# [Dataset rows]

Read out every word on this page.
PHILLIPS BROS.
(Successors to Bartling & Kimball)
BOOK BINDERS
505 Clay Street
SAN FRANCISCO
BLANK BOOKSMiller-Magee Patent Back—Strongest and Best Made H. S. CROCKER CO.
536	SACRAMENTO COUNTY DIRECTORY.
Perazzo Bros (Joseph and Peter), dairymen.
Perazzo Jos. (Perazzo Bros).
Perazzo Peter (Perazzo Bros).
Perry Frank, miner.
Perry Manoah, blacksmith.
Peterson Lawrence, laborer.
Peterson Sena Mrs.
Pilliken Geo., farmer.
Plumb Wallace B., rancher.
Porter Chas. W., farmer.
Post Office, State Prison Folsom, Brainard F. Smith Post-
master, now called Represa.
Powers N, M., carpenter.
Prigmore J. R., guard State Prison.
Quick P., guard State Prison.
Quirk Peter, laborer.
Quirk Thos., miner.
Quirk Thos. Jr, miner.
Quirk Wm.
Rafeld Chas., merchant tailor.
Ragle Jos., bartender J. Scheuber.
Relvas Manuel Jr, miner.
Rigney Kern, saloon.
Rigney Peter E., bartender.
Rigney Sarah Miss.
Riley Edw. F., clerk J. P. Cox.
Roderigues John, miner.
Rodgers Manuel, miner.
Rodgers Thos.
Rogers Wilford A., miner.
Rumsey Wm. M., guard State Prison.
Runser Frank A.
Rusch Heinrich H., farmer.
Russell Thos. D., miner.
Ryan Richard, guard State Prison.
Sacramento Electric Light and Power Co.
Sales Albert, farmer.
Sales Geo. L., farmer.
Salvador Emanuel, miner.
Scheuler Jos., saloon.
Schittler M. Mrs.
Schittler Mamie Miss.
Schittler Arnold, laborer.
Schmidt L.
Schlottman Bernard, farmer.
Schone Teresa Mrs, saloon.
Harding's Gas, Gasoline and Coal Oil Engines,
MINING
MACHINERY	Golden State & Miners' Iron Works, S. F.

# [Stated task]
Write out all the data again, exactly as it appears.

# [Solved exercise]
Read out every word on this page.
PHILLIPS BROS.
(Successors to Bartling & Kimball)
BOOK BINDERS
505 Clay Street
SAN FRANCISCO
BLANK BOOKSMiller-Magee Patent Back—Strongest and Best Made H. S. CROCKER CO.
536	SACRAMENTO COUNTY DIRECTORY.
Perazzo Bros (Joseph and Peter), dairymen.
Perazzo Jos. (Perazzo Bros).
Perazzo Peter (Perazzo Bros).
Perry Frank, miner.
Perry Manoah, blacksmith.
Peterson Lawrence, laborer.
Peterson Sena Mrs.
Pilliken Geo., farmer.
Plumb Wallace B., rancher.
Porter Chas. W., farmer.
Post Office, State Prison Folsom, Brainard F. Smith Post-
master, now called Represa.
Powers N, M., carpenter.
Prigmore J. R., guard State Prison.
Quick P., guard State Prison.
Quirk Peter, laborer.
Quirk Thos., miner.
Quirk Thos. Jr, miner.
Quirk Wm.
Rafeld Chas., merchant tailor.
Ragle Jos., bartender J. Scheuber.
Relvas Manuel Jr, miner.
Rigney Kern, saloon.
Rigney Peter E., bartender.
Rigney Sarah Miss.
Riley Edw. F., clerk J. P. Cox.
Roderigues John, miner.
Rodgers Manuel, miner.
Rodgers Thos.
Rogers Wilford A., miner.
Rumsey Wm. M., guard State Prison.
Runser Frank A.
Rusch Heinrich H., farmer.
Russell Thos. D., miner.
Ryan Richard, guard State Prison.
Sacramento Electric Light and Power Co.
Sales Albert, farmer.
Sales Geo. L., farmer.
Salvador Emanuel, miner.
Scheuler Jos., saloon.
Schittler M. Mrs.
Schittler Mamie Miss.
Schittler Arnold, laborer.
Schmidt L.
Schlottman Bernard, farmer.
Schone Teresa Mrs, saloon.
Harding's Gas, Gasoline and Coal Oil Engines,
MINING
MACHINERY	Golden State & Miners' Iron Works, S. F.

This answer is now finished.